# [EXERCISE DETAILS]
Your task is to locate every line holding the string "this" and to copy each of them.

[Stored records]
* * * * * * *

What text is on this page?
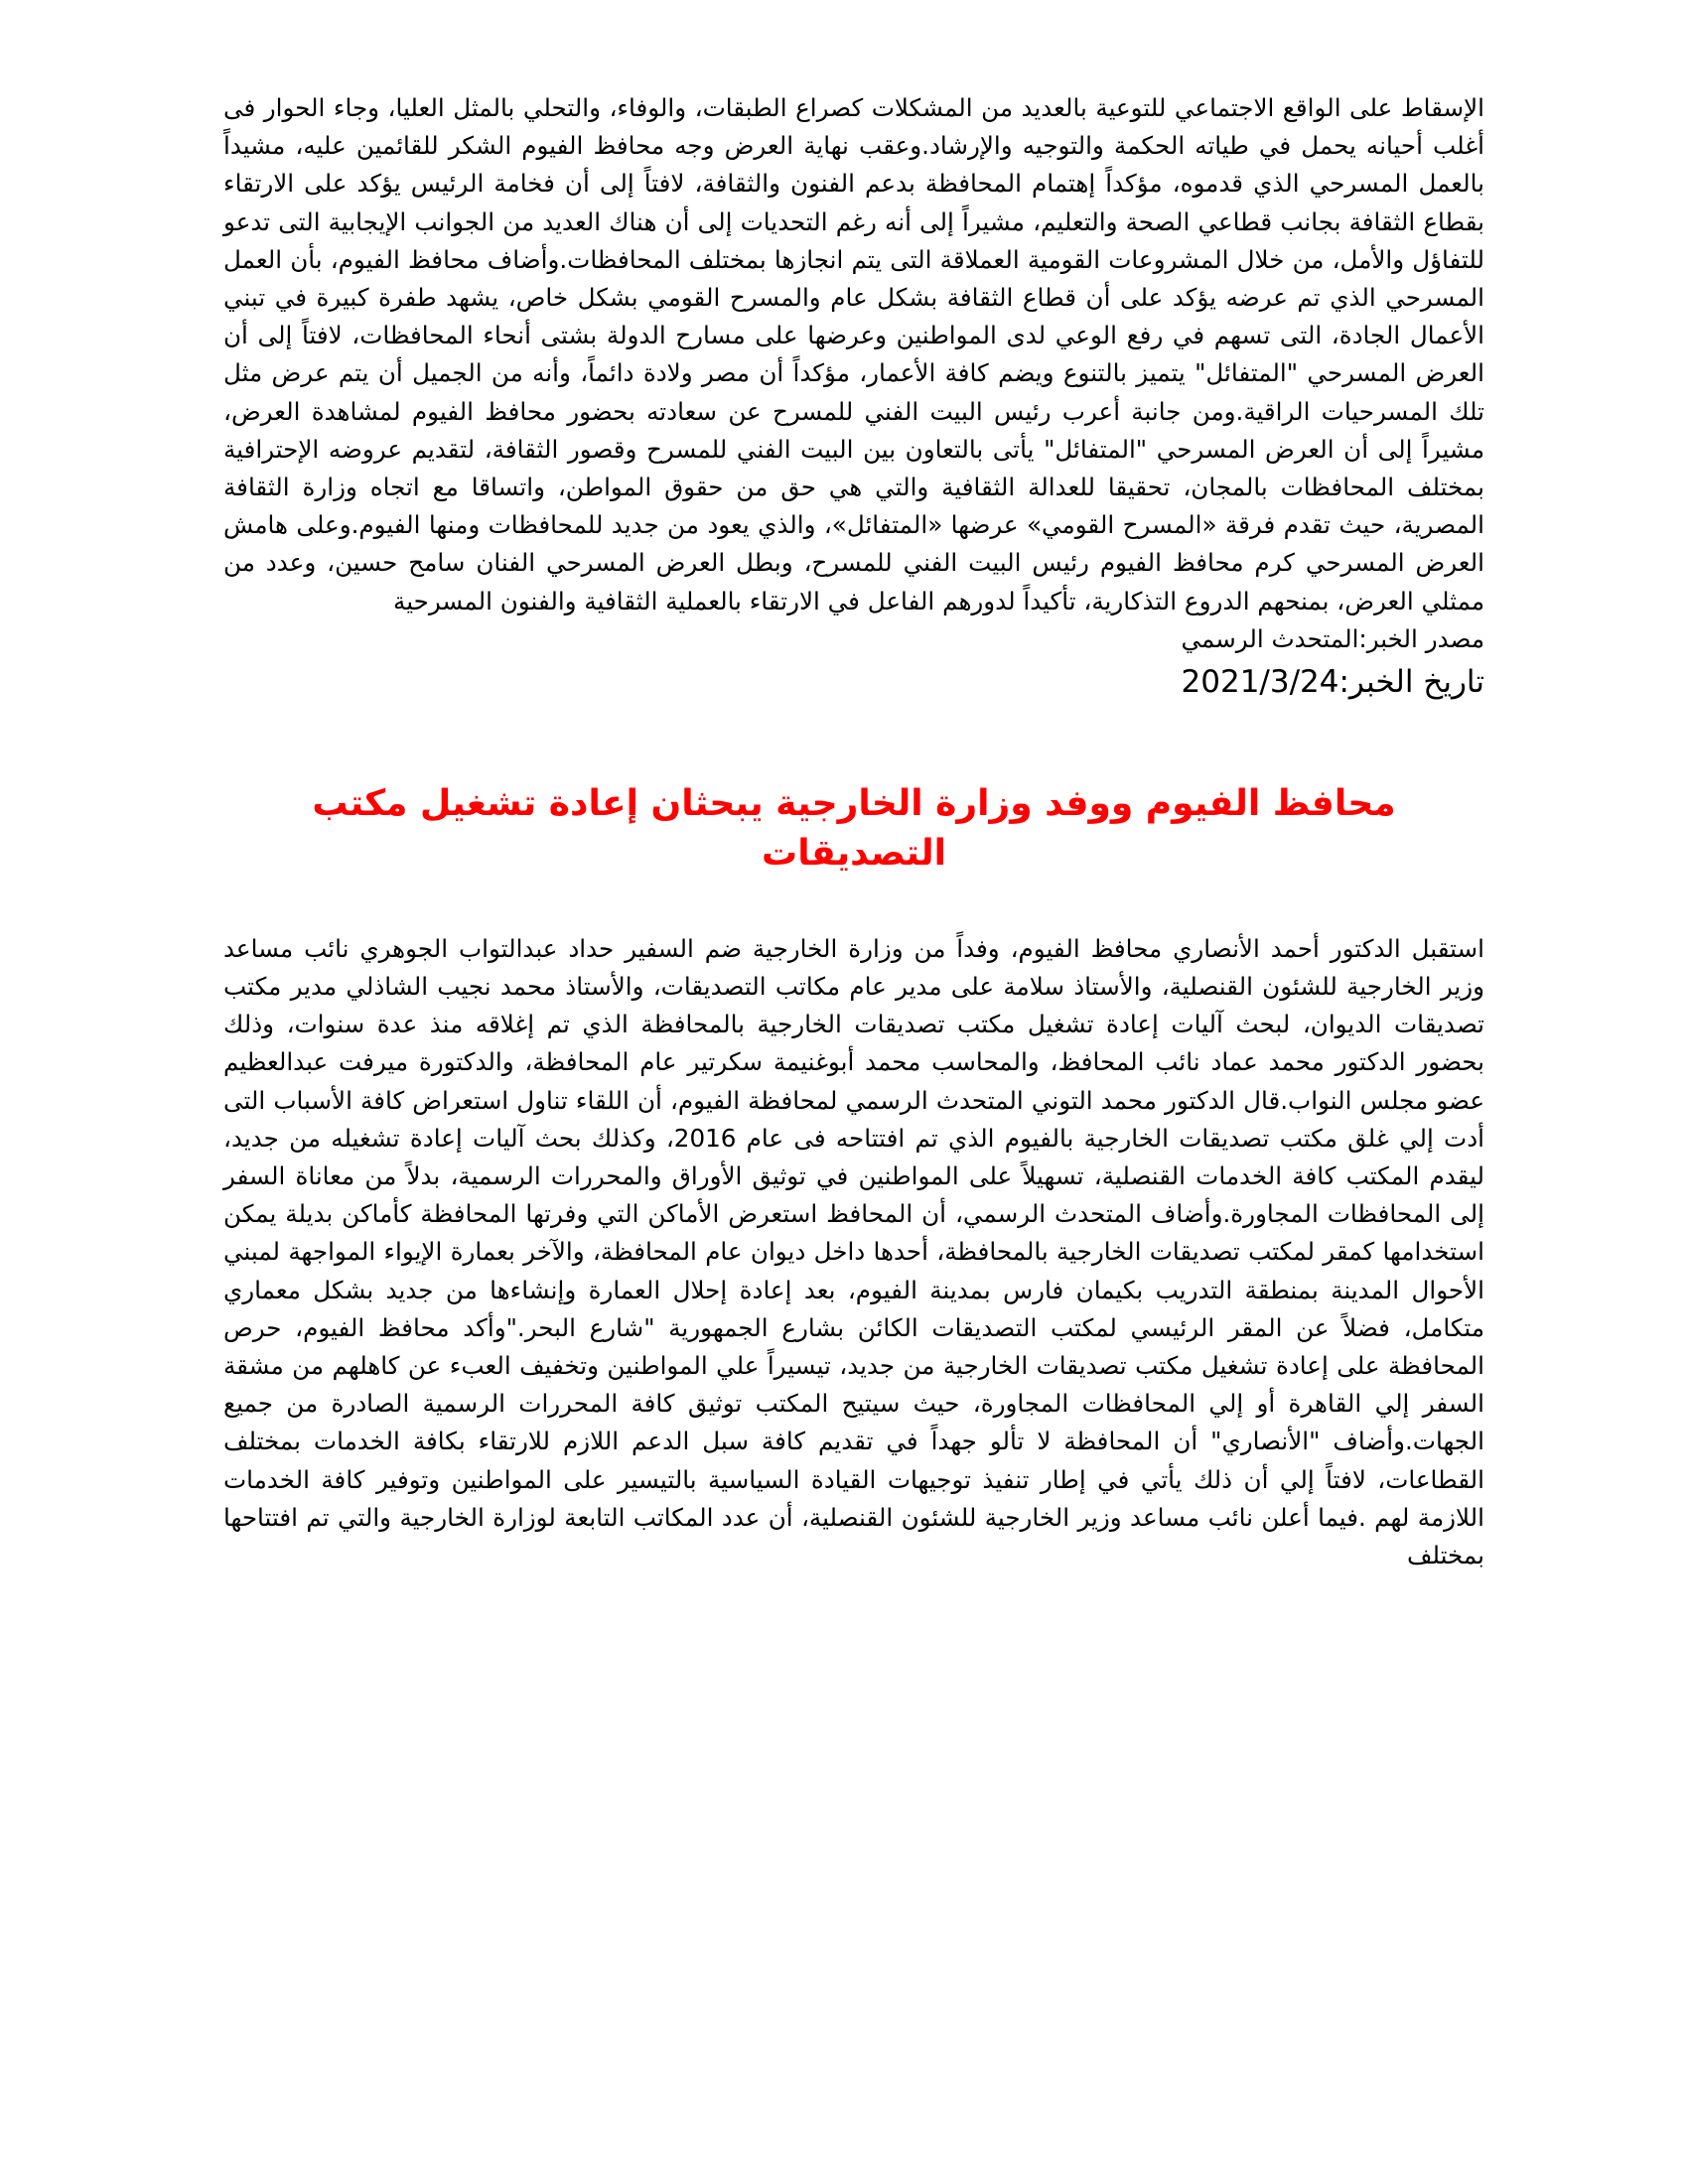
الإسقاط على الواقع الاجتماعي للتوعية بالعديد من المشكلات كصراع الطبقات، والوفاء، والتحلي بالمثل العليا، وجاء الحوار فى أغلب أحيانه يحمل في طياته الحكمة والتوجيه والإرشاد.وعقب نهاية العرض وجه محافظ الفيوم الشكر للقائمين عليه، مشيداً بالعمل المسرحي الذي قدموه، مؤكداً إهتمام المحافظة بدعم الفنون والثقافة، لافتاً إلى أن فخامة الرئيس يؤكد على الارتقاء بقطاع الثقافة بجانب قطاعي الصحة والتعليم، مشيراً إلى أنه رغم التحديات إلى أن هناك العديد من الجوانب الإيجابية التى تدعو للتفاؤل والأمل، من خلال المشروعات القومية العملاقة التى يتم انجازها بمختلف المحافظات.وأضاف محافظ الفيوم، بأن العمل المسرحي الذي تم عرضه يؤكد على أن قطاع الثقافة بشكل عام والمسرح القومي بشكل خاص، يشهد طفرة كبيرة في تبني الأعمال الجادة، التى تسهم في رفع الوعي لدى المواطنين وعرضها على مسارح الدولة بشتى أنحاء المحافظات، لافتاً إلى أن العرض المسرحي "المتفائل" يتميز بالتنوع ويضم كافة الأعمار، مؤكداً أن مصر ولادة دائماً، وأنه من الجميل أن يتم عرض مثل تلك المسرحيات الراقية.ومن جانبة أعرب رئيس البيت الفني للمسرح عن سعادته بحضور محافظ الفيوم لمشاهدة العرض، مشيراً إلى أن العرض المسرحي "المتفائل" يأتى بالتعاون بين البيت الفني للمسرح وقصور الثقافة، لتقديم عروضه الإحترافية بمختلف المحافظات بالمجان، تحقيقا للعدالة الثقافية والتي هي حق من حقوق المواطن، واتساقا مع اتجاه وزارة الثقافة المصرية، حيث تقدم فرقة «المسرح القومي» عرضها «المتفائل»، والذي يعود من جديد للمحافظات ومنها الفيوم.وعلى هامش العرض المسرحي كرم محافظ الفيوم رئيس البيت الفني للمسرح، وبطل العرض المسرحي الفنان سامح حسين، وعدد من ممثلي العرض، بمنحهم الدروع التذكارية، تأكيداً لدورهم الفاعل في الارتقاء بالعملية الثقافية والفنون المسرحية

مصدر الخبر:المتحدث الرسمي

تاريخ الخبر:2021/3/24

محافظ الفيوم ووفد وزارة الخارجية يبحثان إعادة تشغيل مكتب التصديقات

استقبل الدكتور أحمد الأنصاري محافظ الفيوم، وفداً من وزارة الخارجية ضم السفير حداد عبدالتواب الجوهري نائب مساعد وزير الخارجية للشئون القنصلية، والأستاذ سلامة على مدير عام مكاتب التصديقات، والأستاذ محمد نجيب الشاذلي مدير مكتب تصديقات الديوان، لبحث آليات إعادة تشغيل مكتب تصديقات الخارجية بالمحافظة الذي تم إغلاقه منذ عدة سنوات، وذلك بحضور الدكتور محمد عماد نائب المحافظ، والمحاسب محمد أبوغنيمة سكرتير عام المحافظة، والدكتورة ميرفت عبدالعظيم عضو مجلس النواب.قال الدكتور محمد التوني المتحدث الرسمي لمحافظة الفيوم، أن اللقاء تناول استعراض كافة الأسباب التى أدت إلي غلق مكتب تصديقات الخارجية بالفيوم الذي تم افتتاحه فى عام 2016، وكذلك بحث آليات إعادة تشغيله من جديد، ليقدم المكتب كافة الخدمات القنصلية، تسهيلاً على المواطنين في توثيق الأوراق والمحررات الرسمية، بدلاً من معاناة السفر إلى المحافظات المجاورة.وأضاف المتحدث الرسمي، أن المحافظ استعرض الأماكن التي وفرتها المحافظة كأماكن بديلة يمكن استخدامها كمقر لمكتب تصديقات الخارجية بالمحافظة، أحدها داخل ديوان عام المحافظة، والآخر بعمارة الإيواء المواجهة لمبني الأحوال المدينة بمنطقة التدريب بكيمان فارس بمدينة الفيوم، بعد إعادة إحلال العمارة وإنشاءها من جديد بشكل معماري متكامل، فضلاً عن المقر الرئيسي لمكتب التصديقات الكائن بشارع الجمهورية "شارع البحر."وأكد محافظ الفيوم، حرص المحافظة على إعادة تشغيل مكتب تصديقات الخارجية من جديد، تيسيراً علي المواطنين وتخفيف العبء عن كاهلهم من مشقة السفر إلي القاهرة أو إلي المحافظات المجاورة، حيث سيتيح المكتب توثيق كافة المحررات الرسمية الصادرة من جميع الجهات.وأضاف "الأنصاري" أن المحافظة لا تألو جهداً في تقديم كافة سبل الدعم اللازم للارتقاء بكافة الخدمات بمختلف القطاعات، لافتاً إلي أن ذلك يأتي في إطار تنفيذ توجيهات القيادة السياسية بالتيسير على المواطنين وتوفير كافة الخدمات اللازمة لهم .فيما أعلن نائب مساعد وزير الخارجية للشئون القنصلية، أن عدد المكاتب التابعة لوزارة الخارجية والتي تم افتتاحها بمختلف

* * * * * * *

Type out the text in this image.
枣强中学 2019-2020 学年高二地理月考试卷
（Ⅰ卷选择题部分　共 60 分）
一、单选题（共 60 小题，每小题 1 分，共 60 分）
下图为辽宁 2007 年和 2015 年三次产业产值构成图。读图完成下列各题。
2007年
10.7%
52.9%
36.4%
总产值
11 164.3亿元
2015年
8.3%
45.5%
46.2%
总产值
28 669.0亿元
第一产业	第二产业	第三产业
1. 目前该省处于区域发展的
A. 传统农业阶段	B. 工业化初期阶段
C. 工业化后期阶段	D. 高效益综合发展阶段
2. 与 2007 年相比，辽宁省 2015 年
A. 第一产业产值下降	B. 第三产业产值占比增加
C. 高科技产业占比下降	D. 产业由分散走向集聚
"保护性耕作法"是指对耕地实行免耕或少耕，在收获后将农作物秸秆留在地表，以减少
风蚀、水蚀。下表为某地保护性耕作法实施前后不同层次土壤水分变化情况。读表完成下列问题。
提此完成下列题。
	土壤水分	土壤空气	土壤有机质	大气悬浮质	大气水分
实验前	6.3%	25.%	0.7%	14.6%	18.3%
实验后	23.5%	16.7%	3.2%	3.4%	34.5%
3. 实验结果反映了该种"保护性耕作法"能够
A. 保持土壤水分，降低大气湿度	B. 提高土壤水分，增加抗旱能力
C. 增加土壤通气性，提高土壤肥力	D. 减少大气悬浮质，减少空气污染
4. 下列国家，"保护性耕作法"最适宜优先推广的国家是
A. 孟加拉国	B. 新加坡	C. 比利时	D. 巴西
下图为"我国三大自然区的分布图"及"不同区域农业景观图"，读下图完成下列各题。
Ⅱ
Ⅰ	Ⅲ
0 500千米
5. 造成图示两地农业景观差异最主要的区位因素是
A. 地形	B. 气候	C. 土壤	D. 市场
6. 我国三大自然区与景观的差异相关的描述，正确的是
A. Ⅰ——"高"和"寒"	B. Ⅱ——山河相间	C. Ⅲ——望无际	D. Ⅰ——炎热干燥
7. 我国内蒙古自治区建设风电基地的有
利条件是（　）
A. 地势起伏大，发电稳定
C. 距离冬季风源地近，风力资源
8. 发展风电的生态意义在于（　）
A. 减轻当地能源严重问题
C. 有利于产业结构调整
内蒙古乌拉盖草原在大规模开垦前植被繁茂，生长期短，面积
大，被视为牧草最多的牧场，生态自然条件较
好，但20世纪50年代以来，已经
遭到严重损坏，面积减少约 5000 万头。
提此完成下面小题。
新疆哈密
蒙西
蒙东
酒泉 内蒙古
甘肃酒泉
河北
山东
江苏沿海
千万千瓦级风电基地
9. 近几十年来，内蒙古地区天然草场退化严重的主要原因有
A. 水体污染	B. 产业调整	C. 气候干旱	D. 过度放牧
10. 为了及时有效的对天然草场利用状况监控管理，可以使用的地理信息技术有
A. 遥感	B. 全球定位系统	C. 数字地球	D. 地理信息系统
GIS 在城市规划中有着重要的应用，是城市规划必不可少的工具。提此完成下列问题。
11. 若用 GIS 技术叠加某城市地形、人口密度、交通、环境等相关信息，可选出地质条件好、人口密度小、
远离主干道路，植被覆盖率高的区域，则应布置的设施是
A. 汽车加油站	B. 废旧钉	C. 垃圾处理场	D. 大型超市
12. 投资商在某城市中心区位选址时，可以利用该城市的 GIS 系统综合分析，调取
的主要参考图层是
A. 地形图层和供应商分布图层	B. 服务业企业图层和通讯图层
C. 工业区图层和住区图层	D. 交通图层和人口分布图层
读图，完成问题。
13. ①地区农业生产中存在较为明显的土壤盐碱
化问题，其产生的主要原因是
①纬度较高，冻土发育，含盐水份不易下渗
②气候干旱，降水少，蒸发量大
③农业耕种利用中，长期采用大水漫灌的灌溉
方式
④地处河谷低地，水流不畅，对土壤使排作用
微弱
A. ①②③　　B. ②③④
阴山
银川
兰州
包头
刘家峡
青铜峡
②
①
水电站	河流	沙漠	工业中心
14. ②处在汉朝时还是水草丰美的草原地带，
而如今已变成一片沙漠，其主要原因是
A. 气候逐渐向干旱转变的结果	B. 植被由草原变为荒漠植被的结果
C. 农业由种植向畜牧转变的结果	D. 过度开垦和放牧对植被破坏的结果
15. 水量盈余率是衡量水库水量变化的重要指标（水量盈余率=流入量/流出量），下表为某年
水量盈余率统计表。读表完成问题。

* * * * * * *

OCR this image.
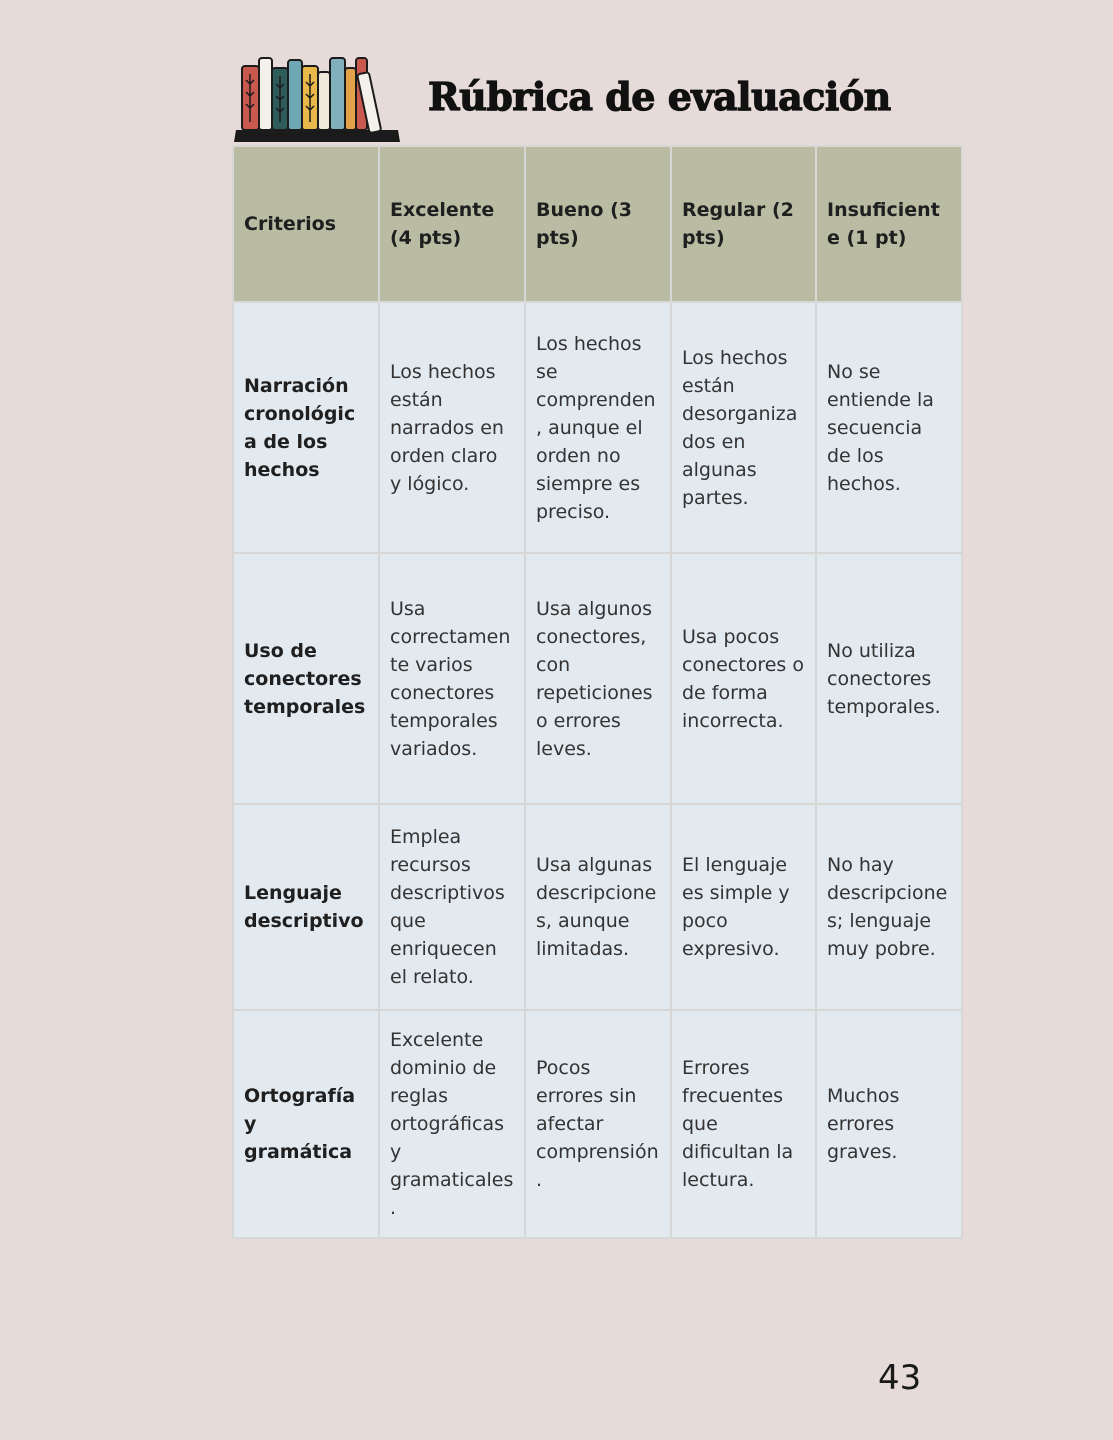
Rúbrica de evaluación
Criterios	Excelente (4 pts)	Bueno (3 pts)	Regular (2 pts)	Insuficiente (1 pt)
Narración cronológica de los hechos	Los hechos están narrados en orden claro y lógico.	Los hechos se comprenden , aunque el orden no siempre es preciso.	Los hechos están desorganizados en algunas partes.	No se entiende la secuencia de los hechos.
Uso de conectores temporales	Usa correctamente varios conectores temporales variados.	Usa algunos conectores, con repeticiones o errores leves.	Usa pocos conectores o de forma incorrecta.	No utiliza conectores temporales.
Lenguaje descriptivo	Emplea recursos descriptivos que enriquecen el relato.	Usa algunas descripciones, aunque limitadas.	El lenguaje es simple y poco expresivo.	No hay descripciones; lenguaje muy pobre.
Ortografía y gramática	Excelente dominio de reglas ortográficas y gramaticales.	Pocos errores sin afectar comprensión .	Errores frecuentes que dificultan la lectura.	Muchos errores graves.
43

* * * * * * *

# [TASK ANSWER]
What text is on this page?
Type out the text in this image.
OCR this image.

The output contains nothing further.